▶ [WORK INSTRUCTIONS]:
In the lines from the one containing "What elements are" through the one containing "waveform-minus-button[interactable]: − [186, 18, 201, 60]", change "trigger-value" to "trigger-voltage" and give only those lines back, with everything else unchanged.

▶ [RECORDS FOR THIS TASK]:
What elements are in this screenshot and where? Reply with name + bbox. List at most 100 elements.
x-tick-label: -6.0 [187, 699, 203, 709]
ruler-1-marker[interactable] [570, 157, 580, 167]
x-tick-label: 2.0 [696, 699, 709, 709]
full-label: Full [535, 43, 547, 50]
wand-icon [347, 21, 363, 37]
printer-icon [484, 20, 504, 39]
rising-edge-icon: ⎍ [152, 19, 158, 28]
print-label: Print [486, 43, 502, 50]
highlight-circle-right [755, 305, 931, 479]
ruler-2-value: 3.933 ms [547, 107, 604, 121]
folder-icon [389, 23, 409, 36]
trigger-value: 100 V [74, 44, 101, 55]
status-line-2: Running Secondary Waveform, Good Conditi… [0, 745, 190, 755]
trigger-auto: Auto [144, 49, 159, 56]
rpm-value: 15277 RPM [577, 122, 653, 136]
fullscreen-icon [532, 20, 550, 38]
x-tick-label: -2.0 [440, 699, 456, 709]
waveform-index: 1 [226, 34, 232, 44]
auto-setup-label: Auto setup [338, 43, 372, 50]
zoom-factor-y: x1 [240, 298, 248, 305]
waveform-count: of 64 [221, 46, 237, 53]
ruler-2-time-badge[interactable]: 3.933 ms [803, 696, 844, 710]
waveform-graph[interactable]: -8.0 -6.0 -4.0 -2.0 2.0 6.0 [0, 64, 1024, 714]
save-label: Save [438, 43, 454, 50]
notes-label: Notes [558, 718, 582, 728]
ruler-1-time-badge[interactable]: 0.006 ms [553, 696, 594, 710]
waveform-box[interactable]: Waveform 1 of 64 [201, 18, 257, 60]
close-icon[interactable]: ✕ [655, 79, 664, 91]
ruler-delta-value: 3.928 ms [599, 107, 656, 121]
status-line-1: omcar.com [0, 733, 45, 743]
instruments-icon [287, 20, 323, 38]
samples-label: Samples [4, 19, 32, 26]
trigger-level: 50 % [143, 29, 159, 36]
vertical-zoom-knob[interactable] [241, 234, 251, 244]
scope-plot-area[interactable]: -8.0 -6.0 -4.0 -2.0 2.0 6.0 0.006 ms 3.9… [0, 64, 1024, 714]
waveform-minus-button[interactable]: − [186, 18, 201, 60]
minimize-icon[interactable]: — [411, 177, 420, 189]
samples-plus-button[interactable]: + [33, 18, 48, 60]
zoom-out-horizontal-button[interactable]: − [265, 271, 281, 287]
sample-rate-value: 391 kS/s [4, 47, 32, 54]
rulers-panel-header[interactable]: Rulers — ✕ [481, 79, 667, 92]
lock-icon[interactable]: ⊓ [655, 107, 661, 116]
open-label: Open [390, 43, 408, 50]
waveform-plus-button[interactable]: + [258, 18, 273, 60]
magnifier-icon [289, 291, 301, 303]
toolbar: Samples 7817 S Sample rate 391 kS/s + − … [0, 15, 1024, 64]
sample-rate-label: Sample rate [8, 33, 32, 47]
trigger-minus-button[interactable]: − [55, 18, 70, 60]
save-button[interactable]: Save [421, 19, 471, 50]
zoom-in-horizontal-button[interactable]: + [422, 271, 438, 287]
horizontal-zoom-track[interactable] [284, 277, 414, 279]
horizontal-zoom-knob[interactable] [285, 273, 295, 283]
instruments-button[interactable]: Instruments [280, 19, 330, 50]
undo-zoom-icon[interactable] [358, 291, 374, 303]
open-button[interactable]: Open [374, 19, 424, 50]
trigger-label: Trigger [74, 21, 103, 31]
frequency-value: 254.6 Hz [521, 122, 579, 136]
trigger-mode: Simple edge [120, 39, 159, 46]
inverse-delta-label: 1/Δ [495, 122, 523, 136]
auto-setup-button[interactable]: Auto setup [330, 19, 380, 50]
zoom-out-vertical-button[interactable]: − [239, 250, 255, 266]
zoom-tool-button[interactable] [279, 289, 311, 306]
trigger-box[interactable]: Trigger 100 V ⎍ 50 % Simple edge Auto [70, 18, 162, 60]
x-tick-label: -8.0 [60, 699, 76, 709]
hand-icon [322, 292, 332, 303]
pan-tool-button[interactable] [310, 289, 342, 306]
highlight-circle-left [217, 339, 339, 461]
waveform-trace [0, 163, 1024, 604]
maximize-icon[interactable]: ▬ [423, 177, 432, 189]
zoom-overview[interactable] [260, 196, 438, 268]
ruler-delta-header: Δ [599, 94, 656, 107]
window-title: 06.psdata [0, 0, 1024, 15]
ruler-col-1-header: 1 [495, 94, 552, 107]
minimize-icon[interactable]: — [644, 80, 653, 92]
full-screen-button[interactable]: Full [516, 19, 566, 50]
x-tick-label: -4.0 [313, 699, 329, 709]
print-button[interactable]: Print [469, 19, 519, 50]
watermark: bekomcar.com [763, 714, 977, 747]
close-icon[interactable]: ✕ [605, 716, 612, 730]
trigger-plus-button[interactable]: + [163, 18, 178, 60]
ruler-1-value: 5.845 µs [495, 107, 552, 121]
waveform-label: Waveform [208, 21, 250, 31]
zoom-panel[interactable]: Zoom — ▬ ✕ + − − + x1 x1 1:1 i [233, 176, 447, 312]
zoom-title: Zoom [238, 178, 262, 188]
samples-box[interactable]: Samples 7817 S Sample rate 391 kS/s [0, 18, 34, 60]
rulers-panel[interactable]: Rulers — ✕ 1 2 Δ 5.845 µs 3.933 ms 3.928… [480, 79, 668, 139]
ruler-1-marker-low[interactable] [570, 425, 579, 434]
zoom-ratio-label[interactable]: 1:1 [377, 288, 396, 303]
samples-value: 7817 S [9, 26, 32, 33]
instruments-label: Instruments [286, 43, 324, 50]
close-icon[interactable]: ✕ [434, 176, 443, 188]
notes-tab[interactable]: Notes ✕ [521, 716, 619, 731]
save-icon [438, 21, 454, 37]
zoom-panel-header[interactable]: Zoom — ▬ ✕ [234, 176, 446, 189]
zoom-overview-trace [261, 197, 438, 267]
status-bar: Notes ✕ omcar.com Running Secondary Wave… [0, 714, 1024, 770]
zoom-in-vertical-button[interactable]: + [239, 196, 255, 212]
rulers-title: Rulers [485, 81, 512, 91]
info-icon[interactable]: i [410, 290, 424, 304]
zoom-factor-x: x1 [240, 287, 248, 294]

...

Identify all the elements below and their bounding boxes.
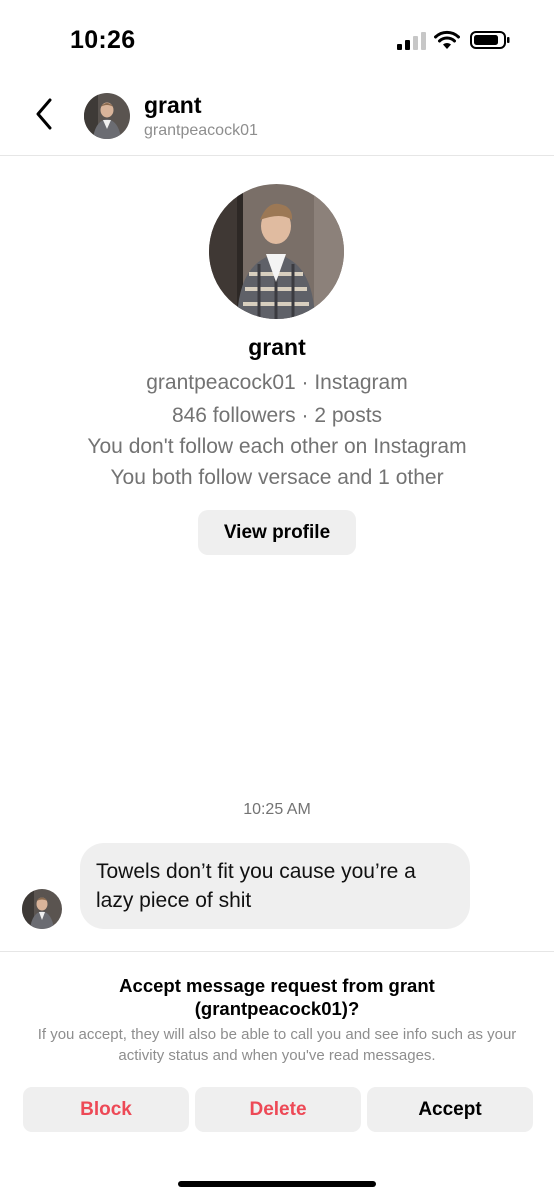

▶ [COMPLETE ANSWER]:
What elements are in this screenshot and where? Reply with name + bbox. List at most 100 elements.
x-tick-label: -6.0 [187, 699, 203, 709]
ruler-1-marker[interactable] [570, 157, 580, 167]
x-tick-label: 2.0 [696, 699, 709, 709]
full-label: Full [535, 43, 547, 50]
wand-icon [347, 21, 363, 37]
printer-icon [484, 20, 504, 39]
rising-edge-icon: ⎍ [152, 19, 158, 28]
print-label: Print [486, 43, 502, 50]
highlight-circle-right [755, 305, 931, 479]
ruler-2-value: 3.933 ms [547, 107, 604, 121]
folder-icon [389, 23, 409, 36]
trigger-voltage: 100 V [74, 44, 101, 55]
status-line-2: Running Secondary Waveform, Good Conditi… [0, 745, 190, 755]
trigger-auto: Auto [144, 49, 159, 56]
rpm-value: 15277 RPM [577, 122, 653, 136]
fullscreen-icon [532, 20, 550, 38]
x-tick-label: -2.0 [440, 699, 456, 709]
waveform-index: 1 [226, 34, 232, 44]
auto-setup-label: Auto setup [338, 43, 372, 50]
zoom-factor-y: x1 [240, 298, 248, 305]
waveform-count: of 64 [221, 46, 237, 53]
ruler-2-time-badge[interactable]: 3.933 ms [803, 696, 844, 710]
waveform-graph[interactable]: -8.0 -6.0 -4.0 -2.0 2.0 6.0 [0, 64, 1024, 714]
save-label: Save [438, 43, 454, 50]
notes-label: Notes [558, 718, 582, 728]
ruler-1-time-badge[interactable]: 0.006 ms [553, 696, 594, 710]
waveform-box[interactable]: Waveform 1 of 64 [201, 18, 257, 60]
close-icon[interactable]: ✕ [655, 79, 664, 91]
ruler-delta-value: 3.928 ms [599, 107, 656, 121]
status-line-1: omcar.com [0, 733, 45, 743]
instruments-icon [287, 20, 323, 38]
samples-label: Samples [4, 19, 32, 26]
trigger-level: 50 % [143, 29, 159, 36]
vertical-zoom-knob[interactable] [241, 234, 251, 244]
scope-plot-area[interactable]: -8.0 -6.0 -4.0 -2.0 2.0 6.0 0.006 ms 3.9… [0, 64, 1024, 714]
waveform-minus-button[interactable]: − [186, 18, 201, 60]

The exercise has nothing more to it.